*ENTRIES SHOWN*.
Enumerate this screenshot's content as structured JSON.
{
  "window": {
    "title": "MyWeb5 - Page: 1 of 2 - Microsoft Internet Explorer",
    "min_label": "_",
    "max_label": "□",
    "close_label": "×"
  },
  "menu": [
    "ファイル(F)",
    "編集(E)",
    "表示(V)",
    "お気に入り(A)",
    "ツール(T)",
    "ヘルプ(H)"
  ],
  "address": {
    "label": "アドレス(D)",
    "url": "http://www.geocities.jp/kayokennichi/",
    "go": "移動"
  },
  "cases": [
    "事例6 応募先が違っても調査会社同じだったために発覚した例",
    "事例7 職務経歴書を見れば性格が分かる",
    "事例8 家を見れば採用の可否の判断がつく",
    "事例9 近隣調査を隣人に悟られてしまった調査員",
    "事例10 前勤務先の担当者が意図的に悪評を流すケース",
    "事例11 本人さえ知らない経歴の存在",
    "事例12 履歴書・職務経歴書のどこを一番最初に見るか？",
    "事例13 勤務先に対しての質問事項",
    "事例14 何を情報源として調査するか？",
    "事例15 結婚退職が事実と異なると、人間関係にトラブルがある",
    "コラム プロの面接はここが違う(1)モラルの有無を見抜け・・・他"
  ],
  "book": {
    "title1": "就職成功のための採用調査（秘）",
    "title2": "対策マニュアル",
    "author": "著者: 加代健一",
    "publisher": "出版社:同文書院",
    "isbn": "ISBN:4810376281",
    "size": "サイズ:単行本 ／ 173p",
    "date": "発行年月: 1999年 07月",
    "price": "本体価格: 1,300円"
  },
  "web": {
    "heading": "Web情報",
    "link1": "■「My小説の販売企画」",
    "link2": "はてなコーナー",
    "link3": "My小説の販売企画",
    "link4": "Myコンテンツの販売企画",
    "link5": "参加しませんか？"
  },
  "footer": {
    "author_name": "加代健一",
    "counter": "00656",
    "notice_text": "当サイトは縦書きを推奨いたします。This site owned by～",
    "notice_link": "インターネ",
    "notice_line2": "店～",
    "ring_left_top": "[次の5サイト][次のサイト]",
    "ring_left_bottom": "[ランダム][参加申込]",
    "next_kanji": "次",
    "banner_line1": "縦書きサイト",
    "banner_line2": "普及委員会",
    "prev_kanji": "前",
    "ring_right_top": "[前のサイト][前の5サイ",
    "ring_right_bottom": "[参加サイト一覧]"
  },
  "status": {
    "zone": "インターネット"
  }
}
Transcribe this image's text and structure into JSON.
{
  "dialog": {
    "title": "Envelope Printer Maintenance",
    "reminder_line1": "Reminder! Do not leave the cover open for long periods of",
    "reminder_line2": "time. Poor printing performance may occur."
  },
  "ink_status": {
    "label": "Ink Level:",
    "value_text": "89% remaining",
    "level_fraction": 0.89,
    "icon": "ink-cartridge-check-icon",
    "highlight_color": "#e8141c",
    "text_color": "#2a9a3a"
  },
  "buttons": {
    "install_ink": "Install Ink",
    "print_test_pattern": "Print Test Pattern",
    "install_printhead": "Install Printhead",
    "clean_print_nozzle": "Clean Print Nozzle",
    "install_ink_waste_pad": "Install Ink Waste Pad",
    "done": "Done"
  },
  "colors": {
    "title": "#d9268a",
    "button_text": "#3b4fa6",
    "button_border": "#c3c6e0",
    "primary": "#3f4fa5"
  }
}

*EXERCISE GOAL*.
Reproduce the data shown above exactly.

*ANSWER BELOW*.
Enumerate this screenshot's content as structured JSON.
{
  "window": {
    "title": "MyWeb5 - Page: 1 of 2 - Microsoft Internet Explorer",
    "min_label": "_",
    "max_label": "□",
    "close_label": "×"
  },
  "menu": [
    "ファイル(F)",
    "編集(E)",
    "表示(V)",
    "お気に入り(A)",
    "ツール(T)",
    "ヘルプ(H)"
  ],
  "address": {
    "label": "アドレス(D)",
    "url": "http://www.geocities.jp/kayokennichi/",
    "go": "移動"
  },
  "cases": [
    "事例6 応募先が違っても調査会社同じだったために発覚した例",
    "事例7 職務経歴書を見れば性格が分かる",
    "事例8 家を見れば採用の可否の判断がつく",
    "事例9 近隣調査を隣人に悟られてしまった調査員",
    "事例10 前勤務先の担当者が意図的に悪評を流すケース",
    "事例11 本人さえ知らない経歴の存在",
    "事例12 履歴書・職務経歴書のどこを一番最初に見るか？",
    "事例13 勤務先に対しての質問事項",
    "事例14 何を情報源として調査するか？",
    "事例15 結婚退職が事実と異なると、人間関係にトラブルがある",
    "コラム プロの面接はここが違う(1)モラルの有無を見抜け・・・他"
  ],
  "book": {
    "title1": "就職成功のための採用調査（秘）",
    "title2": "対策マニュアル",
    "author": "著者: 加代健一",
    "publisher": "出版社:同文書院",
    "isbn": "ISBN:4810376281",
    "size": "サイズ:単行本 ／ 173p",
    "date": "発行年月: 1999年 07月",
    "price": "本体価格: 1,300円"
  },
  "web": {
    "heading": "Web情報",
    "link1": "■「My小説の販売企画」",
    "link2": "はてなコーナー",
    "link3": "My小説の販売企画",
    "link4": "Myコンテンツの販売企画",
    "link5": "参加しませんか？"
  },
  "footer": {
    "author_name": "加代健一",
    "counter": "00656",
    "notice_text": "当サイトは縦書きを推奨いたします。This site owned by～",
    "notice_link": "インターネ",
    "notice_line2": "店～",
    "ring_left_top": "[次の5サイト][次のサイト]",
    "ring_left_bottom": "[ランダム][参加申込]",
    "next_kanji": "次",
    "banner_line1": "縦書きサイト",
    "banner_line2": "普及委員会",
    "prev_kanji": "前",
    "ring_right_top": "[前のサイト][前の5サイ",
    "ring_right_bottom": "[参加サイト一覧]"
  },
  "status": {
    "zone": "インターネット"
  }
}
Transcribe this image's text and structure into JSON.
{
  "dialog": {
    "title": "Envelope Printer Maintenance",
    "reminder_line1": "Reminder! Do not leave the cover open for long periods of",
    "reminder_line2": "time. Poor printing performance may occur."
  },
  "ink_status": {
    "label": "Ink Level:",
    "value_text": "89% remaining",
    "level_fraction": 0.89,
    "icon": "ink-cartridge-check-icon",
    "highlight_color": "#e8141c",
    "text_color": "#2a9a3a"
  },
  "buttons": {
    "install_ink": "Install Ink",
    "print_test_pattern": "Print Test Pattern",
    "install_printhead": "Install Printhead",
    "clean_print_nozzle": "Clean Print Nozzle",
    "install_ink_waste_pad": "Install Ink Waste Pad",
    "done": "Done"
  },
  "colors": {
    "title": "#d9268a",
    "button_text": "#3b4fa6",
    "button_border": "#c3c6e0",
    "primary": "#3f4fa5"
  }
}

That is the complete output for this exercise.